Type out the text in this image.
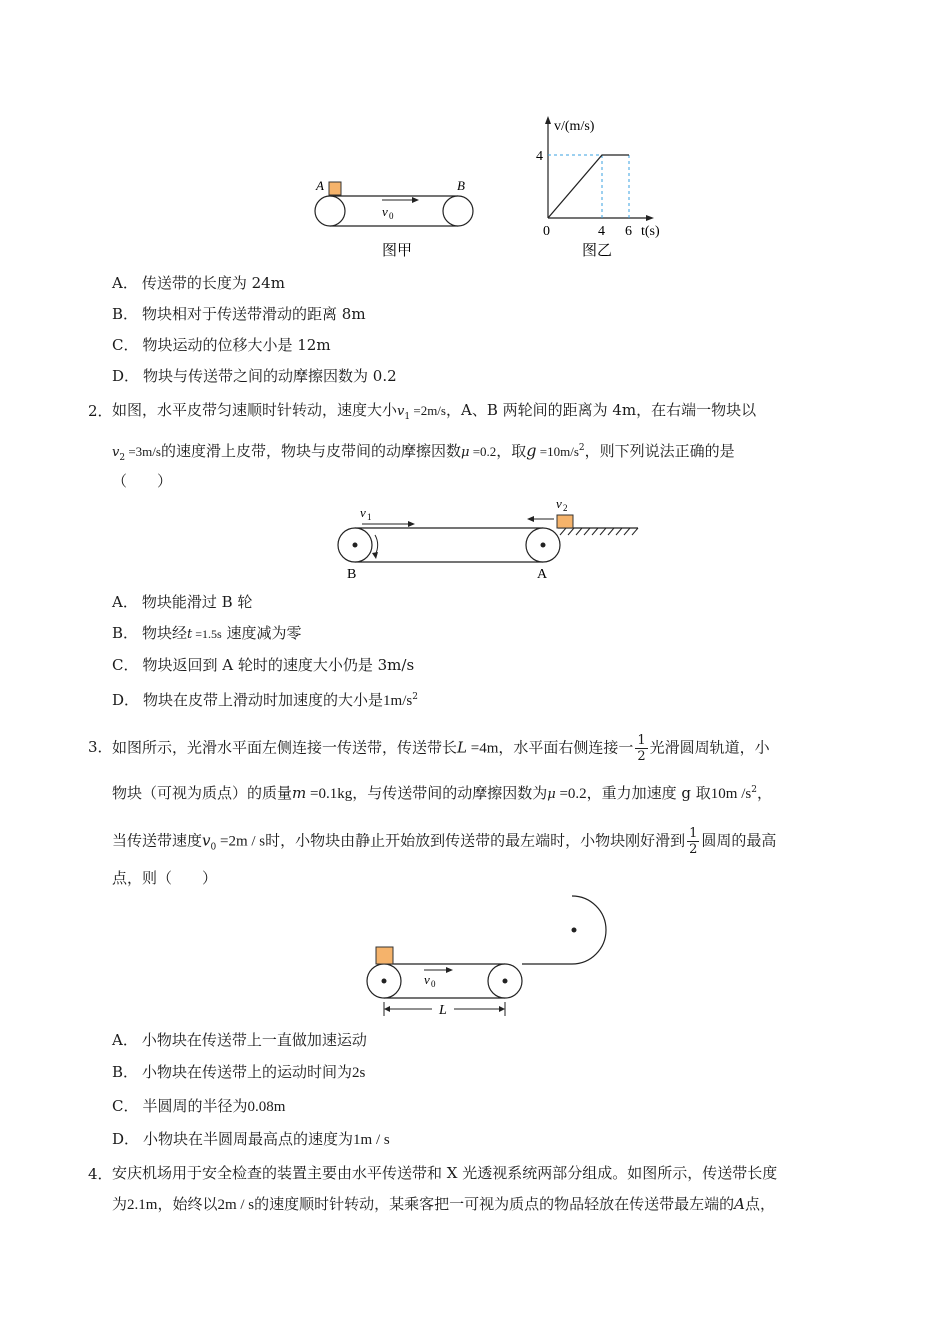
A	B
v 0
图甲
v/(m/s)
4
0	4 6 t(s)
图乙
A． 传送带的长度为 24m
B． 物块相对于传送带滑动的距离 8m
C． 物块运动的位移大小是 12m
D． 物块与传送带之间的动摩擦因数为 0.2
2． 如图，水平皮带匀速顺时针转动，速度大小$v_1 =2m/s$，A、B 两轮间的距离为 4m，在右端一物块以
$v_2 =3m/s$的速度滑上皮带，物块与皮带间的动摩擦因数μ =0.2，取$g =10m/s^2$，则下列说法正确的是
（　　）
v 1
v 2
B	A
A． 物块能滑过 B 轮
B． 物块经t =1.5s 速度减为零
C． 物块返回到 A 轮时的速度大小仍是 3m/s
D． 物块在皮带上滑动时加速度的大小是$1m/s^2$
3． 如图所示，光滑水平面左侧连接一传送带，传送带长L =4m，水平面右侧连接一 $\frac{1}{2}$ 光滑圆周轨道，小
物块（可视为质点）的质量m =0.1kg，与传送带间的动摩擦因数为μ =0.2，重力加速度 g 取10m $/s^2$，
当传送带速度$v_0 =2m / s$时，小物块由静止开始放到传送带的最左端时，小物块刚好滑到 $\frac{1}{2}$ 圆周的最高
点，则（　　）
v 0
L
A． 小物块在传送带上一直做加速运动
B． 小物块在传送带上的运动时间为2s
C． 半圆周的半径为0.08m
D． 小物块在半圆周最高点的速度为1m / s
4． 安庆机场用于安全检查的装置主要由水平传送带和 X 光透视系统两部分组成。如图所示，传送带长度
为2.1m，始终以2m / s的速度顺时针转动，某乘客把一可视为质点的物品轻放在传送带最左端的A点，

■ ■ ■

What is being asked:
Output every entry word for word, but omit the pictures.

Result below:
Type out the text in this image.
A	B
v 0
图甲
v/(m/s)
4
0	4 6 t(s)
图乙
A． 传送带的长度为 24m
B． 物块相对于传送带滑动的距离 8m
C． 物块运动的位移大小是 12m
D． 物块与传送带之间的动摩擦因数为 0.2
2． 如图，水平皮带匀速顺时针转动，速度大小$v_1 =2m/s$，A、B 两轮间的距离为 4m，在右端一物块以
$v_2 =3m/s$的速度滑上皮带，物块与皮带间的动摩擦因数μ =0.2，取$g =10m/s^2$，则下列说法正确的是
（　　）
v 1
v 2
B	A
A． 物块能滑过 B 轮
B． 物块经t =1.5s 速度减为零
C． 物块返回到 A 轮时的速度大小仍是 3m/s
D． 物块在皮带上滑动时加速度的大小是$1m/s^2$
3． 如图所示，光滑水平面左侧连接一传送带，传送带长L =4m，水平面右侧连接一 $\frac{1}{2}$ 光滑圆周轨道，小
物块（可视为质点）的质量m =0.1kg，与传送带间的动摩擦因数为μ =0.2，重力加速度 g 取10m $/s^2$，
当传送带速度$v_0 =2m / s$时，小物块由静止开始放到传送带的最左端时，小物块刚好滑到 $\frac{1}{2}$ 圆周的最高
点，则（　　）
v 0
L
A． 小物块在传送带上一直做加速运动
B． 小物块在传送带上的运动时间为2s
C． 半圆周的半径为0.08m
D． 小物块在半圆周最高点的速度为1m / s
4． 安庆机场用于安全检查的装置主要由水平传送带和 X 光透视系统两部分组成。如图所示，传送带长度
为2.1m，始终以2m / s的速度顺时针转动，某乘客把一可视为质点的物品轻放在传送带最左端的A点，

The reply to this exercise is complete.